→ Entries:

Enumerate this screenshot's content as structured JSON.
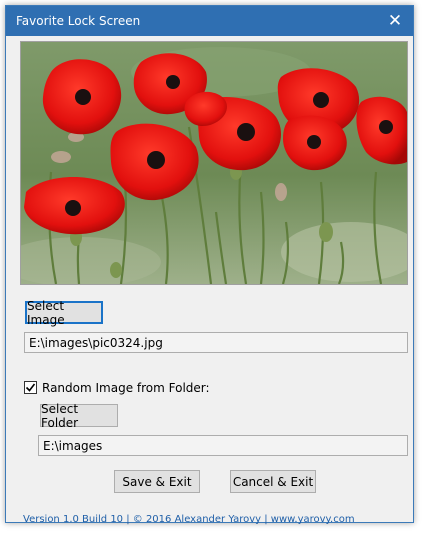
{
  "window": {
    "title": "Favorite Lock Screen",
    "close_label": "✕"
  },
  "preview": {
    "description_icon": "poppy-photo"
  },
  "image": {
    "select_label": "Select Image",
    "path": "E:\\images\\pic0324.jpg"
  },
  "folder": {
    "checkbox_checked": true,
    "checkbox_label": "Random Image from Folder:",
    "select_label": "Select Folder",
    "path": "E:\\images"
  },
  "actions": {
    "save_label": "Save & Exit",
    "cancel_label": "Cancel & Exit"
  },
  "footer": {
    "text": "Version 1.0 Build 10 | © 2016 Alexander Yarovy | www.yarovy.com"
  },
  "colors": {
    "accent": "#2f6fb2",
    "focus": "#1a73c8",
    "footer_text": "#1f5fa8"
  }
}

→ Directions for this task: The records above are to be restated exactly, without their pictures.

→ Answer below:
Enumerate this screenshot's content as structured JSON.
{
  "window": {
    "title": "Favorite Lock Screen",
    "close_label": "✕"
  },
  "preview": {
    "description_icon": "poppy-photo"
  },
  "image": {
    "select_label": "Select Image",
    "path": "E:\\images\\pic0324.jpg"
  },
  "folder": {
    "checkbox_checked": true,
    "checkbox_label": "Random Image from Folder:",
    "select_label": "Select Folder",
    "path": "E:\\images"
  },
  "actions": {
    "save_label": "Save & Exit",
    "cancel_label": "Cancel & Exit"
  },
  "footer": {
    "text": "Version 1.0 Build 10 | © 2016 Alexander Yarovy | www.yarovy.com"
  },
  "colors": {
    "accent": "#2f6fb2",
    "focus": "#1a73c8",
    "footer_text": "#1f5fa8"
  }
}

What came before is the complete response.